[begin PROVIDED MATERIAL]

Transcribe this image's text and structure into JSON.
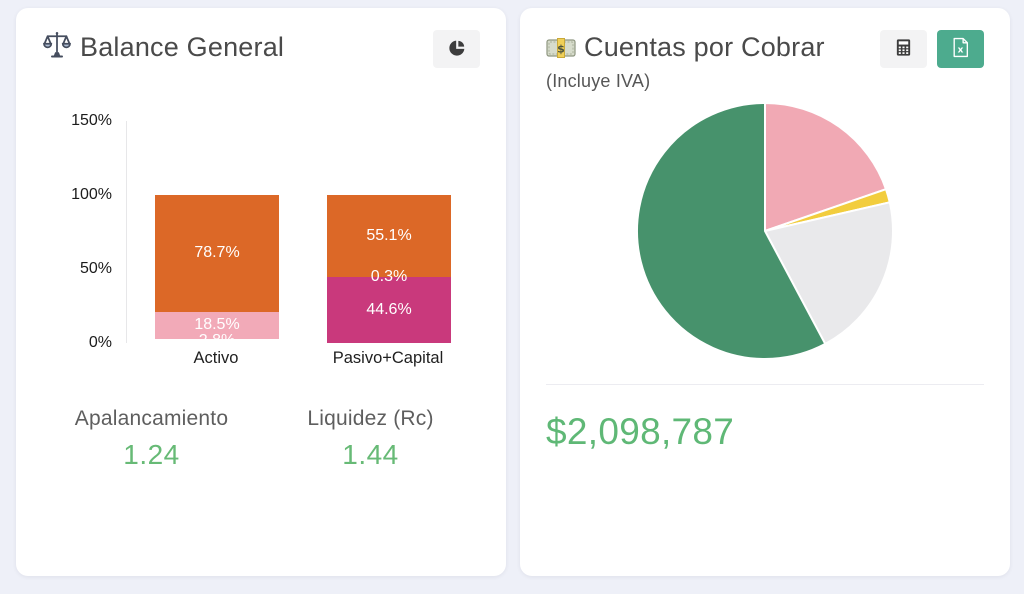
{
  "balance_card": {
    "title": "Balance General",
    "metrics": [
      {
        "label": "Apalancamiento",
        "value": "1.24"
      },
      {
        "label": "Liquidez (Rc)",
        "value": "1.44"
      }
    ]
  },
  "cuentas_card": {
    "title": "Cuentas por Cobrar",
    "subtitle": "(Incluye IVA)",
    "total": "$2,098,787"
  },
  "colors": {
    "page_bg": "#eef0f8",
    "card_bg": "#ffffff",
    "accent_green": "#67ba76",
    "total_green": "#5fb876",
    "excel_button_bg": "#4dab8e",
    "icon_button_bg": "#f3f3f4"
  },
  "chart_data": [
    {
      "type": "bar",
      "stacked": true,
      "title": "Balance General",
      "categories": [
        "Activo",
        "Pasivo+Capital"
      ],
      "ylabel": "",
      "xlabel": "",
      "ylim": [
        0,
        150
      ],
      "y_ticks": [
        {
          "value": 0,
          "label": "0%"
        },
        {
          "value": 50,
          "label": "50%"
        },
        {
          "value": 100,
          "label": "100%"
        },
        {
          "value": 150,
          "label": "150%"
        }
      ],
      "grid": false,
      "bars": [
        {
          "category": "Activo",
          "segments_bottom_to_top": [
            {
              "value": 2.8,
              "label": "2.8%",
              "color": "#ffffff"
            },
            {
              "value": 18.5,
              "label": "18.5%",
              "color": "#f2aab8"
            },
            {
              "value": 78.7,
              "label": "78.7%",
              "color": "#dc6827"
            }
          ]
        },
        {
          "category": "Pasivo+Capital",
          "segments_bottom_to_top": [
            {
              "value": 44.6,
              "label": "44.6%",
              "color": "#c9397c"
            },
            {
              "value": 0.3,
              "label": "0.3%",
              "color": "#f2aab8"
            },
            {
              "value": 55.1,
              "label": "55.1%",
              "color": "#dc6827"
            }
          ]
        }
      ]
    },
    {
      "type": "pie",
      "title": "Cuentas por Cobrar (Incluye IVA)",
      "total_label": "$2,098,787",
      "start_angle_deg_from_top": 0,
      "direction": "clockwise",
      "legend": "none",
      "slices": [
        {
          "name": "slice-pink",
          "percent": 19.7,
          "color": "#f1a9b4"
        },
        {
          "name": "slice-yellow",
          "percent": 1.7,
          "color": "#f2cd3e"
        },
        {
          "name": "slice-gray",
          "percent": 20.8,
          "color": "#e9e9eb"
        },
        {
          "name": "slice-green",
          "percent": 57.8,
          "color": "#47926c"
        }
      ]
    }
  ]
}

[end PROVIDED MATERIAL]

- **TASK INSTRUCTIONS**:
Read the data above and pull out each line that holds the string "General".

- **IN RESPONSE**:
    "title": "Balance General",
      "title": "Balance General",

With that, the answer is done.